### [Task directions]
Search the data for the word "your" and copy every line that contains it.
--- begin Entries shown ---
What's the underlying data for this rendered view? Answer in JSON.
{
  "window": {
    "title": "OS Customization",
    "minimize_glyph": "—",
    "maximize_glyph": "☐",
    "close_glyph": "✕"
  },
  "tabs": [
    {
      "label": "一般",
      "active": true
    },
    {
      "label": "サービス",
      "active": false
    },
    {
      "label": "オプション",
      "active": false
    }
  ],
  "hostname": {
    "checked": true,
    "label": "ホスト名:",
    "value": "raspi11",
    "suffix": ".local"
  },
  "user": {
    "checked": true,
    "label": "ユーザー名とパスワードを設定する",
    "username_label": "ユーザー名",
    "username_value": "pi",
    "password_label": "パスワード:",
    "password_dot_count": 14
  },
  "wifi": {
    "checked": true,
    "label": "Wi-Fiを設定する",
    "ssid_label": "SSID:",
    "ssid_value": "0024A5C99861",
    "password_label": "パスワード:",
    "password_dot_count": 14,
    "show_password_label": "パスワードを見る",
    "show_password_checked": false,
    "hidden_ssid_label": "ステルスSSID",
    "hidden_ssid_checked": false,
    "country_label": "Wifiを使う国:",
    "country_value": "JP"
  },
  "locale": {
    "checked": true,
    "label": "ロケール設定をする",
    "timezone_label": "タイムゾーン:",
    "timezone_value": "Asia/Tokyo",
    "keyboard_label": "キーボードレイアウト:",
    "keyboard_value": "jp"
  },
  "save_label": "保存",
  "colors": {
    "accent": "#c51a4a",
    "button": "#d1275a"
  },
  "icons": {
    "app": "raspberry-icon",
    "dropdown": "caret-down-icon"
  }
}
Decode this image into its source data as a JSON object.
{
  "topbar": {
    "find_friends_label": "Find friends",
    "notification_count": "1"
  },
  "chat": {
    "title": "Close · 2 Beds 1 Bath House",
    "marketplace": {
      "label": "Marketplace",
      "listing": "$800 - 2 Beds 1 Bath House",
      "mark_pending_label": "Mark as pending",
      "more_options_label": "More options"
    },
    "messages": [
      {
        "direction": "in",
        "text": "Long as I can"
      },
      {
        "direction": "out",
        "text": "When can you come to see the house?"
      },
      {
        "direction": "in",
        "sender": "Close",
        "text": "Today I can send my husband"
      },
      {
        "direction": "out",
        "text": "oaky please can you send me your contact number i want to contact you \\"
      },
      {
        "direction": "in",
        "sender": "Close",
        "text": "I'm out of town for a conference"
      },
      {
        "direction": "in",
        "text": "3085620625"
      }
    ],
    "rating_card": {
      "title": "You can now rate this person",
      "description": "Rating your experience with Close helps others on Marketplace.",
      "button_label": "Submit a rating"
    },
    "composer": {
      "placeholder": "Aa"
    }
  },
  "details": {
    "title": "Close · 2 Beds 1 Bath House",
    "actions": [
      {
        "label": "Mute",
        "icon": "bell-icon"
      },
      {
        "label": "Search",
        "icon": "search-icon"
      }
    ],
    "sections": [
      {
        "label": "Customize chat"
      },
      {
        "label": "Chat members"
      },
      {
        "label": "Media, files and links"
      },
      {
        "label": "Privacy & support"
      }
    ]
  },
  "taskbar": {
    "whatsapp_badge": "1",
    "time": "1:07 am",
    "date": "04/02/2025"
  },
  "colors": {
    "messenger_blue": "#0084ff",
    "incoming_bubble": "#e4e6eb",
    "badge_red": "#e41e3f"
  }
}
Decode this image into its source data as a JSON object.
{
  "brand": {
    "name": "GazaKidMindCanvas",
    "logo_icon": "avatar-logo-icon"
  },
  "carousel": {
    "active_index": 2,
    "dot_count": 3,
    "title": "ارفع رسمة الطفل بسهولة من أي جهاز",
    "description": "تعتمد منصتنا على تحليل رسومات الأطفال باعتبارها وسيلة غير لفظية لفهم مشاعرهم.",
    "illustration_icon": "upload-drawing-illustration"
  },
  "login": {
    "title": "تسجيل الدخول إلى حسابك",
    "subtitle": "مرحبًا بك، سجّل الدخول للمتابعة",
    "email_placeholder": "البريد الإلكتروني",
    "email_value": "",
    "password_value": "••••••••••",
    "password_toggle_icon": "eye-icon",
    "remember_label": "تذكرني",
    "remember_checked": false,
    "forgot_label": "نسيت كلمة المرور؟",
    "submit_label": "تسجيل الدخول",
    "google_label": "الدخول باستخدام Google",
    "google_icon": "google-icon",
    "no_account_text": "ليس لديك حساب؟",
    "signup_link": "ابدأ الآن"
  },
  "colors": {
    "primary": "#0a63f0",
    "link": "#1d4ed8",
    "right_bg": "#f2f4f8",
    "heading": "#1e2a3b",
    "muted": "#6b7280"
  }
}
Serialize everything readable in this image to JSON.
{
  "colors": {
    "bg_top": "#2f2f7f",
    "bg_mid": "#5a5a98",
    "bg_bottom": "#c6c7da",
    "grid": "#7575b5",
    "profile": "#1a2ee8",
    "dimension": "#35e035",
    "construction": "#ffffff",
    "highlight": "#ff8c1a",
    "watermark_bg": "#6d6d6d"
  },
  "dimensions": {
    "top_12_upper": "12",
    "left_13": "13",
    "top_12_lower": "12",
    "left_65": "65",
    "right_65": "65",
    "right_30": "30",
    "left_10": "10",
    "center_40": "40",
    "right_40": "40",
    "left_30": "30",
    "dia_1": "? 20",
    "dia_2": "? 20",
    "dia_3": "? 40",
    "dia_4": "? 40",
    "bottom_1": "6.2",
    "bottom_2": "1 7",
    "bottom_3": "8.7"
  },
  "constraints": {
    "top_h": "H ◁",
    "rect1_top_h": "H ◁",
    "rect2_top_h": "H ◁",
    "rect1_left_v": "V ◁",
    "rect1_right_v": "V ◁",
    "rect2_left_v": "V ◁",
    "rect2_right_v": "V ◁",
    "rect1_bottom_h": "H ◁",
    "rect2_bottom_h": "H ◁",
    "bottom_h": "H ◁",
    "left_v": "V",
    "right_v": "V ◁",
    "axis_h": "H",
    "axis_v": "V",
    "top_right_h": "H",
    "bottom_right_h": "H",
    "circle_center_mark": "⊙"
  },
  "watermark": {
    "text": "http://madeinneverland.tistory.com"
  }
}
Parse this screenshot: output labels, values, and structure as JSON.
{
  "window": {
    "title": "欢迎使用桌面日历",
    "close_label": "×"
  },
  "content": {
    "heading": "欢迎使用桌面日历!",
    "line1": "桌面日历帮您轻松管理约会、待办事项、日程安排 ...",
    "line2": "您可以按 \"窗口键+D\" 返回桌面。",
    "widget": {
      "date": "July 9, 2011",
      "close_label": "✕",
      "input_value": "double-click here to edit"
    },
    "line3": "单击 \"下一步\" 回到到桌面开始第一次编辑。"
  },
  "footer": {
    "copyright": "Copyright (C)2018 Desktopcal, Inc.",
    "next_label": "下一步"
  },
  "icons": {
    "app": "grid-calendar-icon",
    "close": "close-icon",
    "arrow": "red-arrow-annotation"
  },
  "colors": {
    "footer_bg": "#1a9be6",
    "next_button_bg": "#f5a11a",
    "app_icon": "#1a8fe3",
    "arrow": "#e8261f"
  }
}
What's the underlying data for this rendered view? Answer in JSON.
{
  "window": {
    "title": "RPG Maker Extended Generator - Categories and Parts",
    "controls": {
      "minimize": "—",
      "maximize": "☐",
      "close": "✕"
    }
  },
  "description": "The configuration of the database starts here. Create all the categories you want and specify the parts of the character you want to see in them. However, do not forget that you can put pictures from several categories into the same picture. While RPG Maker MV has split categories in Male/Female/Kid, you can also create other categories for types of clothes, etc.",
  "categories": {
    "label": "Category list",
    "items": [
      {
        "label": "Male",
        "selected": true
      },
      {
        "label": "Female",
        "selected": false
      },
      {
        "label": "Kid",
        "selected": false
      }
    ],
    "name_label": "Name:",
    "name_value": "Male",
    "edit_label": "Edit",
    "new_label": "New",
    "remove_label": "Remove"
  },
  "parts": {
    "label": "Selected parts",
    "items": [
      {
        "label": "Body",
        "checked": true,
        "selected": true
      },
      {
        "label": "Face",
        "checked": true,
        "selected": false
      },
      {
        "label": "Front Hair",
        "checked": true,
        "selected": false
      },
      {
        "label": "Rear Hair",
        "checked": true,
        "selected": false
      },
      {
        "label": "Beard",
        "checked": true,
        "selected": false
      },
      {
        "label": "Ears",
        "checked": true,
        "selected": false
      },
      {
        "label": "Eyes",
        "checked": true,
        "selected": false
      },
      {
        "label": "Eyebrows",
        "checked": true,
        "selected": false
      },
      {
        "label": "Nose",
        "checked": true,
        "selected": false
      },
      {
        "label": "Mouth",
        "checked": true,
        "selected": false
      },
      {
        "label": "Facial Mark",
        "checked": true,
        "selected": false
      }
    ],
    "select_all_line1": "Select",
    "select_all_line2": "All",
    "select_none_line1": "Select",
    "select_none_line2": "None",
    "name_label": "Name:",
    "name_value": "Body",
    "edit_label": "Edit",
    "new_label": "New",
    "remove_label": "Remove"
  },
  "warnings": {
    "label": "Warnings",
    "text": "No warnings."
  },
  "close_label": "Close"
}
--- end Entries shown ---
### [Exercise result]
        "text": "oaky please can you send me your contact number i want to contact you \\"
      "description": "Rating your experience with Close helps others on Marketplace.",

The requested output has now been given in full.